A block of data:
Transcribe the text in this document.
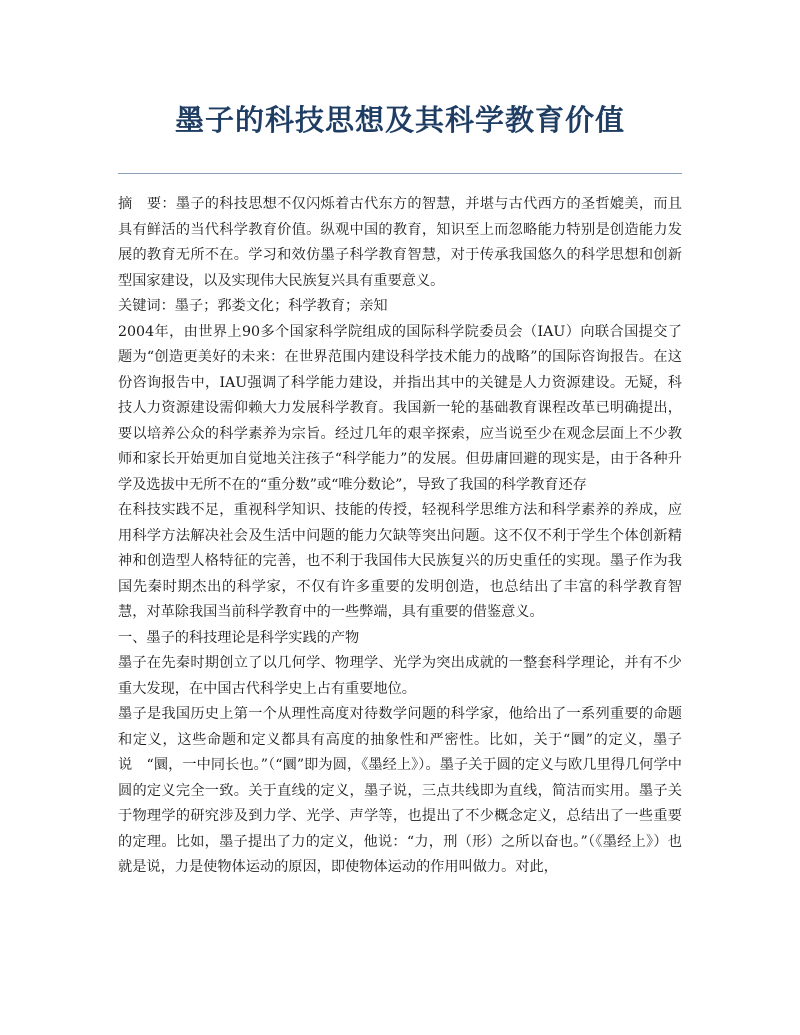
墨子的科技思想及其科学教育价值

摘　要：墨子的科技思想不仅闪烁着古代东方的智慧，并堪与古代西方的圣哲媲美，而且具有鲜活的当代科学教育价值。纵观中国的教育，知识至上而忽略能力特别是创造能力发展的教育无所不在。学习和效仿墨子科学教育智慧，对于传承我国悠久的科学思想和创新型国家建设，以及实现伟大民族复兴具有重要意义。

关键词：墨子；郛娄文化；科学教育；亲知

2004年，由世界上90多个国家科学院组成的国际科学院委员会（IAU）向联合国提交了题为“创造更美好的未来：在世界范围内建设科学技术能力的战略”的国际咨询报告。在这份咨询报告中，IAU强调了科学能力建设，并指出其中的关键是人力资源建设。无疑，科技人力资源建设需仰赖大力发展科学教育。我国新一轮的基础教育课程改革已明确提出，要以培养公众的科学素养为宗旨。经过几年的艰辛探索，应当说至少在观念层面上不少教师和家长开始更加自觉地关注孩子“科学能力”的发展。但毋庸回避的现实是，由于各种升学及选拔中无所不在的“重分数”或“唯分数论”，导致了我国的科学教育还存

在科技实践不足，重视科学知识、技能的传授，轻视科学思维方法和科学素养的养成，应用科学方法解决社会及生活中问题的能力欠缺等突出问题。这不仅不利于学生个体创新精神和创造型人格特征的完善，也不利于我国伟大民族复兴的历史重任的实现。墨子作为我国先秦时期杰出的科学家，不仅有许多重要的发明创造，也总结出了丰富的科学教育智慧，对革除我国当前科学教育中的一些弊端，具有重要的借鉴意义。

一、墨子的科技理论是科学实践的产物

墨子在先秦时期创立了以几何学、物理学、光学为突出成就的一整套科学理论，并有不少重大发现，在中国古代科学史上占有重要地位。

墨子是我国历史上第一个从理性高度对待数学问题的科学家，他给出了一系列重要的命题和定义，这些命题和定义都具有高度的抽象性和严密性。比如，关于“圜”的定义，墨子说　“圜，一中同长也。”（“圜”即为圆，《墨经上》）。墨子关于圆的定义与欧几里得几何学中圆的定义完全一致。关于直线的定义，墨子说，三点共线即为直线，简洁而实用。墨子关于物理学的研究涉及到力学、光学、声学等，也提出了不少概念定义，总结出了一些重要的定理。比如，墨子提出了力的定义，他说：“力，刑（形）之所以奋也。”（《墨经上》）也就是说，力是使物体运动的原因，即使物体运动的作用叫做力。对此，
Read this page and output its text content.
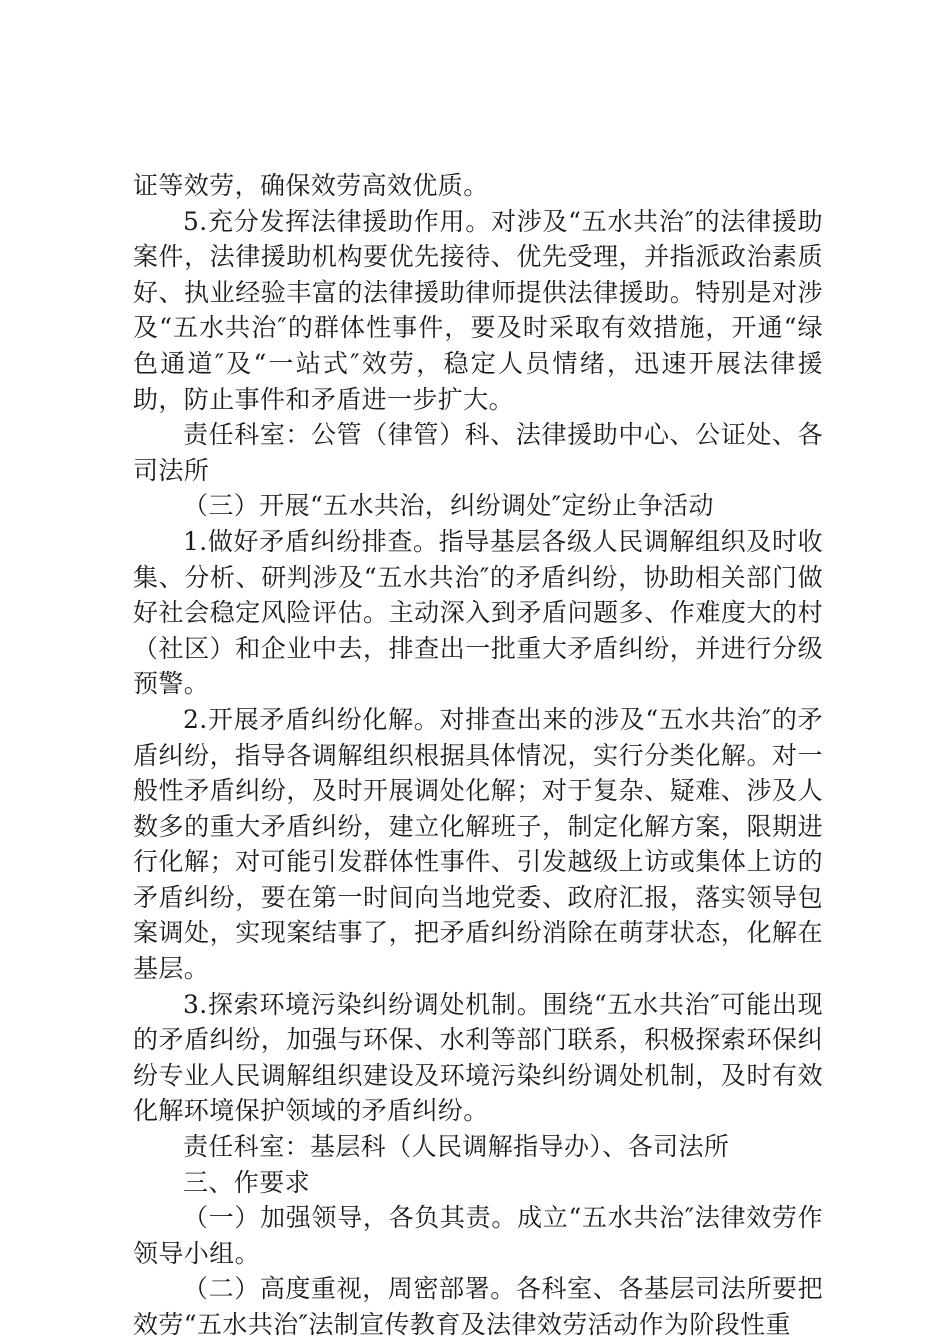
证等效劳，确保效劳高效优质。

5.充分发挥法律援助作用。对涉及“五水共治″的法律援助案件，法律援助机构要优先接待、优先受理，并指派政治素质好、执业经验丰富的法律援助律师提供法律援助。特别是对涉及“五水共治″的群体性事件，要及时采取有效措施，开通“绿色通道″及“一站式″效劳，稳定人员情绪，迅速开展法律援助，防止事件和矛盾进一步扩大。

责任科室：公管（律管）科、法律援助中心、公证处、各司法所

（三）开展“五水共治，纠纷调处″定纷止争活动

1.做好矛盾纠纷排查。指导基层各级人民调解组织及时收集、分析、研判涉及“五水共治″的矛盾纠纷，协助相关部门做好社会稳定风险评估。主动深入到矛盾问题多、作难度大的村（社区）和企业中去，排查出一批重大矛盾纠纷，并进行分级预警。

2.开展矛盾纠纷化解。对排查出来的涉及“五水共治″的矛盾纠纷，指导各调解组织根据具体情况，实行分类化解。对一般性矛盾纠纷，及时开展调处化解；对于复杂、疑难、涉及人数多的重大矛盾纠纷，建立化解班子，制定化解方案，限期进行化解；对可能引发群体性事件、引发越级上访或集体上访的矛盾纠纷，要在第一时间向当地党委、政府汇报，落实领导包案调处，实现案结事了，把矛盾纠纷消除在萌芽状态，化解在基层。

3.探索环境污染纠纷调处机制。围绕“五水共治″可能出现的矛盾纠纷，加强与环保、水利等部门联系，积极探索环保纠纷专业人民调解组织建设及环境污染纠纷调处机制，及时有效化解环境保护领域的矛盾纠纷。

责任科室：基层科（人民调解指导办）、各司法所

三、作要求

（一）加强领导，各负其责。成立“五水共治″法律效劳作领导小组。

（二）高度重视，周密部署。各科室、各基层司法所要把效劳“五水共治″法制宣传教育及法律效劳活动作为阶段性重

→ DIRECTIONS FOR THIS TASK:
Find the lines containing "text" and list every one of them.

→ EXERCISE RESULT:
Transcribe the text in this document.
Read this page and output its text content.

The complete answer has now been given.